■ STATED PROBLEM
Give the data below again exactly as written, without its pictures.
--- START DATASET RECORDS ---
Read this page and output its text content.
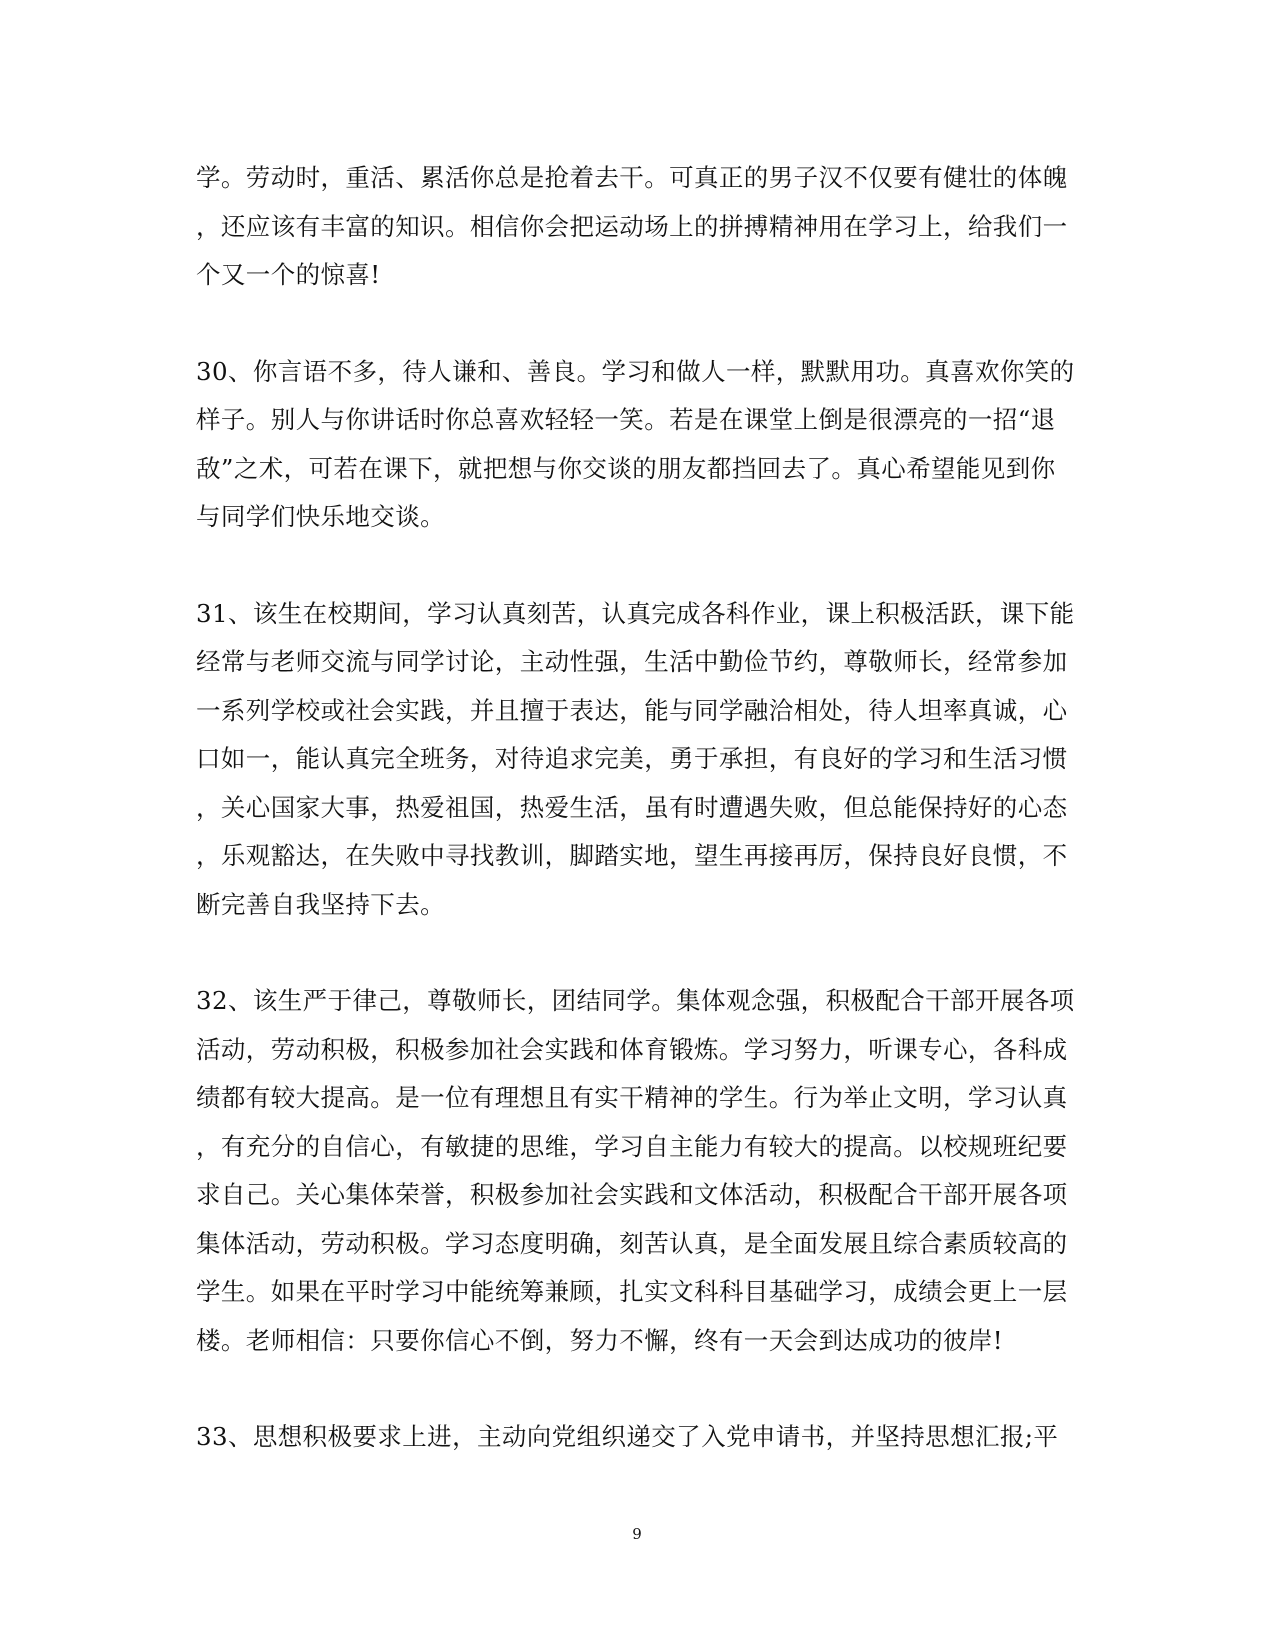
学。劳动时，重活、累活你总是抢着去干。可真正的男子汉不仅要有健壮的体魄
，还应该有丰富的知识。相信你会把运动场上的拼搏精神用在学习上，给我们一
个又一个的惊喜!

30、你言语不多，待人谦和、善良。学习和做人一样，默默用功。真喜欢你笑的
样子。别人与你讲话时你总喜欢轻轻一笑。若是在课堂上倒是很漂亮的一招“退
敌”之术，可若在课下，就把想与你交谈的朋友都挡回去了。真心希望能见到你
与同学们快乐地交谈。

31、该生在校期间，学习认真刻苦，认真完成各科作业，课上积极活跃，课下能
经常与老师交流与同学讨论，主动性强，生活中勤俭节约，尊敬师长，经常参加
一系列学校或社会实践，并且擅于表达，能与同学融洽相处，待人坦率真诚，心
口如一，能认真完全班务，对待追求完美，勇于承担，有良好的学习和生活习惯
，关心国家大事，热爱祖国，热爱生活，虽有时遭遇失败，但总能保持好的心态
，乐观豁达，在失败中寻找教训，脚踏实地，望生再接再厉，保持良好良惯，不
断完善自我坚持下去。

32、该生严于律己，尊敬师长，团结同学。集体观念强，积极配合干部开展各项
活动，劳动积极，积极参加社会实践和体育锻炼。学习努力，听课专心，各科成
绩都有较大提高。是一位有理想且有实干精神的学生。行为举止文明，学习认真
，有充分的自信心，有敏捷的思维，学习自主能力有较大的提高。以校规班纪要
求自己。关心集体荣誉，积极参加社会实践和文体活动，积极配合干部开展各项
集体活动，劳动积极。学习态度明确，刻苦认真，是全面发展且综合素质较高的
学生。如果在平时学习中能统筹兼顾，扎实文科科目基础学习，成绩会更上一层
楼。老师相信：只要你信心不倒，努力不懈，终有一天会到达成功的彼岸!

33、思想积极要求上进，主动向党组织递交了入党申请书，并坚持思想汇报;平

9
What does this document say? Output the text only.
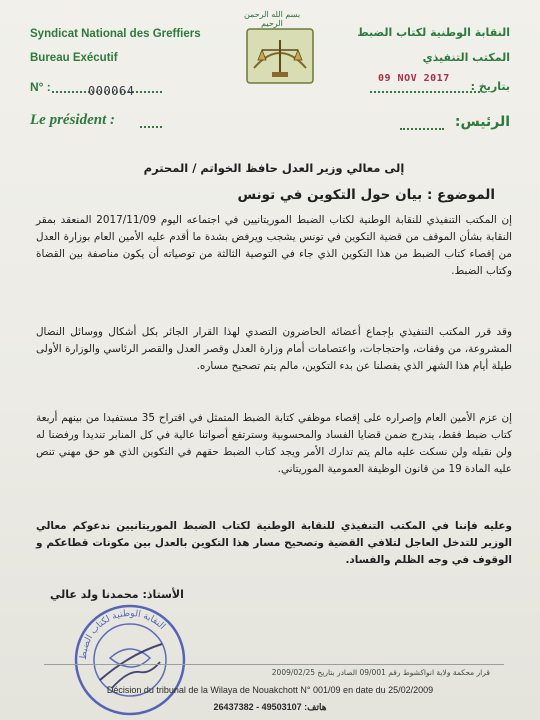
بسم الله الرحمن الرحيم
Syndicat National des Greffiers
Bureau Exécutif
N° :	000064
Le président :
النقابة الوطنية لكتاب الضبط
المكتب التنفيذي
بتاريخ :
09 NOV 2017
الرئيس:
إلى معالي وزير العدل حافظ الخواتم / المحترم
الموضوع : بيان حول التكوين في تونس
إن المكتب التنفيذي للنقابة الوطنية لكتاب الضبط الموريتانيين في اجتماعه اليوم 2017/11/09 المنعقد بمقر النقابة بشأن الموقف من قضية التكوين في تونس يشجب ويرفض بشدة ما أقدم عليه الأمين العام بوزارة العدل من إقصاء كتاب الضبط من هذا التكوين الذي جاء في التوصية الثالثة من توصياته أن يكون مناصفة بين القضاة وكتاب الضبط.
وقد قرر المكتب التنفيذي بإجماع أعضائه الحاضرون التصدي لهذا القرار الجائر بكل أشكال ووسائل النضال المشروعة، من وقفات، واحتجاجات، واعتصامات أمام وزارة العدل وقصر العدل والقصر الرئاسي والوزارة الأولى طيلة أيام هذا الشهر الذي يفصلنا عن بدء التكوين، مالم يتم تصحيح مساره.
إن عزم الأمين العام وإصراره على إقصاء موظفي كتابة الضبط المتمثل في اقتراح 35 مستفيدا من بينهم أربعة كتاب ضبط فقط، يندرج ضمن قضايا الفساد والمحسوبية وسترتفع أصواتنا عالية في كل المنابر تنديدا ورفضنا له ولن نقبله ولن نسكت عليه مالم يتم تدارك الأمر ويجد كتاب الضبط حقهم في التكوين الذي هو حق مهني تنص عليه المادة 19 من قانون الوظيفة العمومية الموريتاني.
وعليه فإننا في المكتب التنفيذي للنقابة الوطنية لكتاب الضبط الموريتانيين ندعوكم معالي الوزير للتدخل العاجل لتلافي القضية وتصحيح مسار هذا التكوين بالعدل بين مكونات قطاعكم و الوقوف في وجه الظلم والفساد.
الأستاذ: محمدنا ولد عالي
النقابة الوطنية لكتاب الضبط
قرار محكمة ولاية انواكشوط رقم 09/001 الصادر بتاريخ 2009/02/25
Décision du tribunal de la Wilaya de Nouakchott N° 001/09 en date du 25/02/2009
هاتف: 49503107 - 26437382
--- END DATASET RECORDS ---
■ CORRECT OUTPUT
Read this page and output its text content.
学。劳动时，重活、累活你总是抢着去干。可真正的男子汉不仅要有健壮的体魄
，还应该有丰富的知识。相信你会把运动场上的拼搏精神用在学习上，给我们一
个又一个的惊喜!

30、你言语不多，待人谦和、善良。学习和做人一样，默默用功。真喜欢你笑的
样子。别人与你讲话时你总喜欢轻轻一笑。若是在课堂上倒是很漂亮的一招“退
敌”之术，可若在课下，就把想与你交谈的朋友都挡回去了。真心希望能见到你
与同学们快乐地交谈。

31、该生在校期间，学习认真刻苦，认真完成各科作业，课上积极活跃，课下能
经常与老师交流与同学讨论，主动性强，生活中勤俭节约，尊敬师长，经常参加
一系列学校或社会实践，并且擅于表达，能与同学融洽相处，待人坦率真诚，心
口如一，能认真完全班务，对待追求完美，勇于承担，有良好的学习和生活习惯
，关心国家大事，热爱祖国，热爱生活，虽有时遭遇失败，但总能保持好的心态
，乐观豁达，在失败中寻找教训，脚踏实地，望生再接再厉，保持良好良惯，不
断完善自我坚持下去。

32、该生严于律己，尊敬师长，团结同学。集体观念强，积极配合干部开展各项
活动，劳动积极，积极参加社会实践和体育锻炼。学习努力，听课专心，各科成
绩都有较大提高。是一位有理想且有实干精神的学生。行为举止文明，学习认真
，有充分的自信心，有敏捷的思维，学习自主能力有较大的提高。以校规班纪要
求自己。关心集体荣誉，积极参加社会实践和文体活动，积极配合干部开展各项
集体活动，劳动积极。学习态度明确，刻苦认真，是全面发展且综合素质较高的
学生。如果在平时学习中能统筹兼顾，扎实文科科目基础学习，成绩会更上一层
楼。老师相信：只要你信心不倒，努力不懈，终有一天会到达成功的彼岸!

33、思想积极要求上进，主动向党组织递交了入党申请书，并坚持思想汇报;平

9
What does this document say? Output the text only.
بسم الله الرحمن الرحيم
Syndicat National des Greffiers
Bureau Exécutif
N° :	000064
Le président :
النقابة الوطنية لكتاب الضبط
المكتب التنفيذي
بتاريخ :
09 NOV 2017
الرئيس:
إلى معالي وزير العدل حافظ الخواتم / المحترم
الموضوع : بيان حول التكوين في تونس
إن المكتب التنفيذي للنقابة الوطنية لكتاب الضبط الموريتانيين في اجتماعه اليوم 2017/11/09 المنعقد بمقر النقابة بشأن الموقف من قضية التكوين في تونس يشجب ويرفض بشدة ما أقدم عليه الأمين العام بوزارة العدل من إقصاء كتاب الضبط من هذا التكوين الذي جاء في التوصية الثالثة من توصياته أن يكون مناصفة بين القضاة وكتاب الضبط.
وقد قرر المكتب التنفيذي بإجماع أعضائه الحاضرون التصدي لهذا القرار الجائر بكل أشكال ووسائل النضال المشروعة، من وقفات، واحتجاجات، واعتصامات أمام وزارة العدل وقصر العدل والقصر الرئاسي والوزارة الأولى طيلة أيام هذا الشهر الذي يفصلنا عن بدء التكوين، مالم يتم تصحيح مساره.
إن عزم الأمين العام وإصراره على إقصاء موظفي كتابة الضبط المتمثل في اقتراح 35 مستفيدا من بينهم أربعة كتاب ضبط فقط، يندرج ضمن قضايا الفساد والمحسوبية وسترتفع أصواتنا عالية في كل المنابر تنديدا ورفضنا له ولن نقبله ولن نسكت عليه مالم يتم تدارك الأمر ويجد كتاب الضبط حقهم في التكوين الذي هو حق مهني تنص عليه المادة 19 من قانون الوظيفة العمومية الموريتاني.
وعليه فإننا في المكتب التنفيذي للنقابة الوطنية لكتاب الضبط الموريتانيين ندعوكم معالي الوزير للتدخل العاجل لتلافي القضية وتصحيح مسار هذا التكوين بالعدل بين مكونات قطاعكم و الوقوف في وجه الظلم والفساد.
الأستاذ: محمدنا ولد عالي
النقابة الوطنية لكتاب الضبط
قرار محكمة ولاية انواكشوط رقم 09/001 الصادر بتاريخ 2009/02/25
Décision du tribunal de la Wilaya de Nouakchott N° 001/09 en date du 25/02/2009
هاتف: 49503107 - 26437382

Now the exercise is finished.